Saved data entries

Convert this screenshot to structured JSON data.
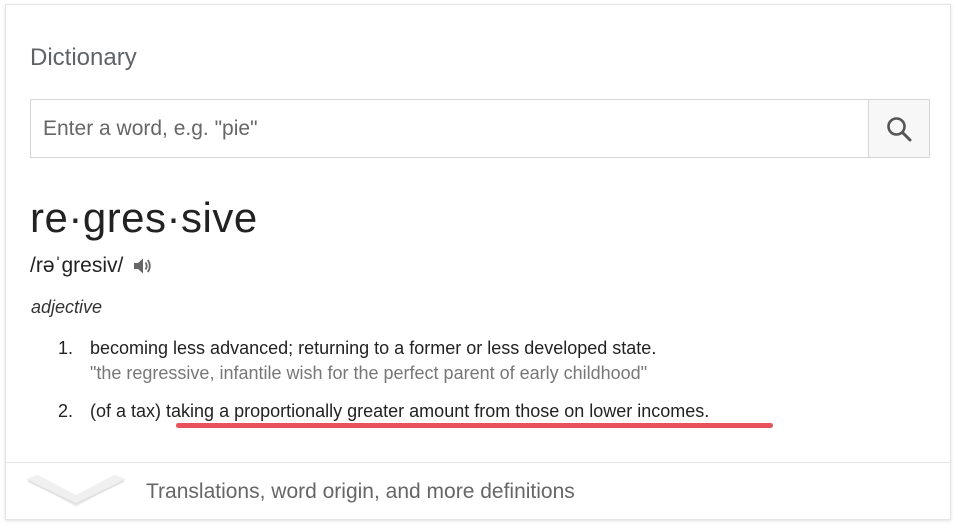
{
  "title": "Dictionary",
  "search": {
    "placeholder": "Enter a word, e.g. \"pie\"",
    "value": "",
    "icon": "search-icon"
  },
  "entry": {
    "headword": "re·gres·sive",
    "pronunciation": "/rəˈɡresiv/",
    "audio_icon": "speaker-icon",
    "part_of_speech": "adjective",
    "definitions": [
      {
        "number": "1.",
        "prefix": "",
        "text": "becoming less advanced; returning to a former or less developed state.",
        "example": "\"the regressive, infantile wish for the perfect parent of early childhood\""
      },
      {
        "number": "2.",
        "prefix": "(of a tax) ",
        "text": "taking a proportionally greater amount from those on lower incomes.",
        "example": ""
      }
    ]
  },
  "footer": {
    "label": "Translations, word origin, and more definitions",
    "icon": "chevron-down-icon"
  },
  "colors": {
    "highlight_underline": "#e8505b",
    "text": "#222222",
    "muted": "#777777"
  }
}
==
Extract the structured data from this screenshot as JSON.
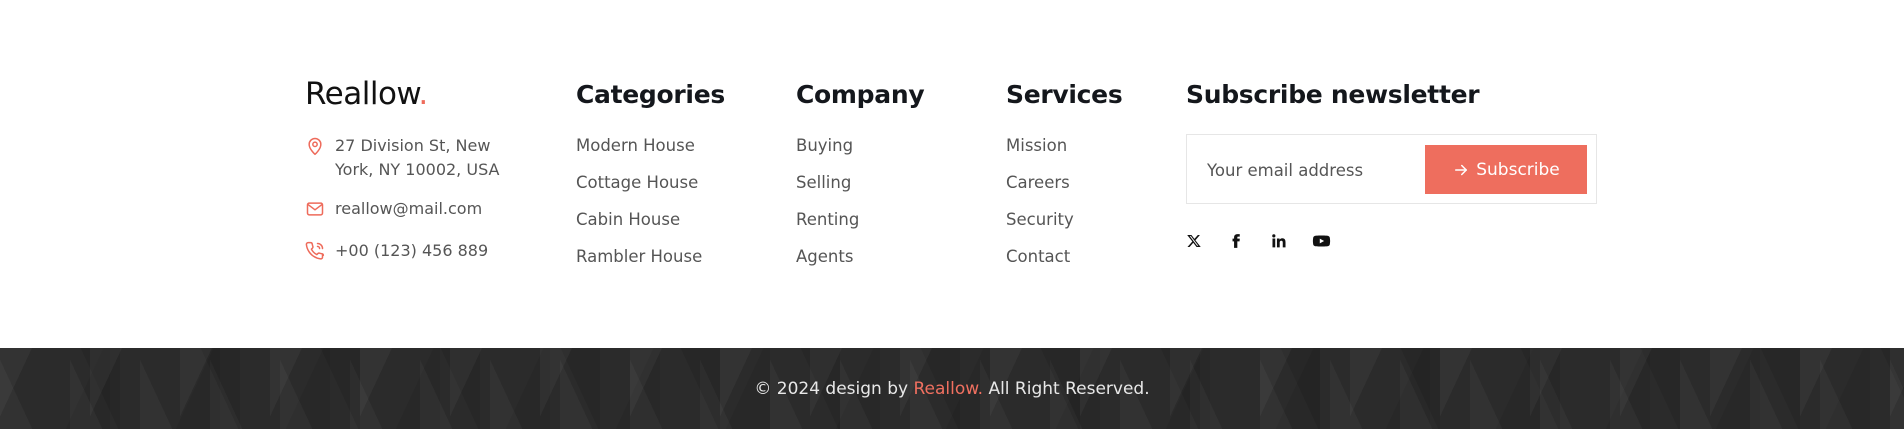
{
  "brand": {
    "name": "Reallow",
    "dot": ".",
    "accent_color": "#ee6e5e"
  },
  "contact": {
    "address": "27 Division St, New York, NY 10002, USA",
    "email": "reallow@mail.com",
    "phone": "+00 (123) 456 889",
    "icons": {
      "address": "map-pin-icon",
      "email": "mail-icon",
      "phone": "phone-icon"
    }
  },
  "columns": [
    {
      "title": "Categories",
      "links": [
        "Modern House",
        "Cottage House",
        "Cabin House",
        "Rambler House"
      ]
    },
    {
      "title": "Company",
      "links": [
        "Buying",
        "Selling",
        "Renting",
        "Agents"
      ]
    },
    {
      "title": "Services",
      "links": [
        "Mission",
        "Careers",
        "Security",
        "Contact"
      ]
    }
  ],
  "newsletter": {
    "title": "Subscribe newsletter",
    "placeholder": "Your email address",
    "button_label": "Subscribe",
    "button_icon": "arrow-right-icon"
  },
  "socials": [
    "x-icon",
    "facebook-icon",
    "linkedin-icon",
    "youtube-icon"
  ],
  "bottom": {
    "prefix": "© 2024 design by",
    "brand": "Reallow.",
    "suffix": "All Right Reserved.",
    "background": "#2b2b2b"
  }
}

**GIVEN TASK**
Search the entries for the word "from", then gather every line that has it.

**ANSWER TO THE PROBLEM**
        "text": "taking a proportionally greater amount from those on lower incomes.",
Extract the structured data from this screenshot as JSON.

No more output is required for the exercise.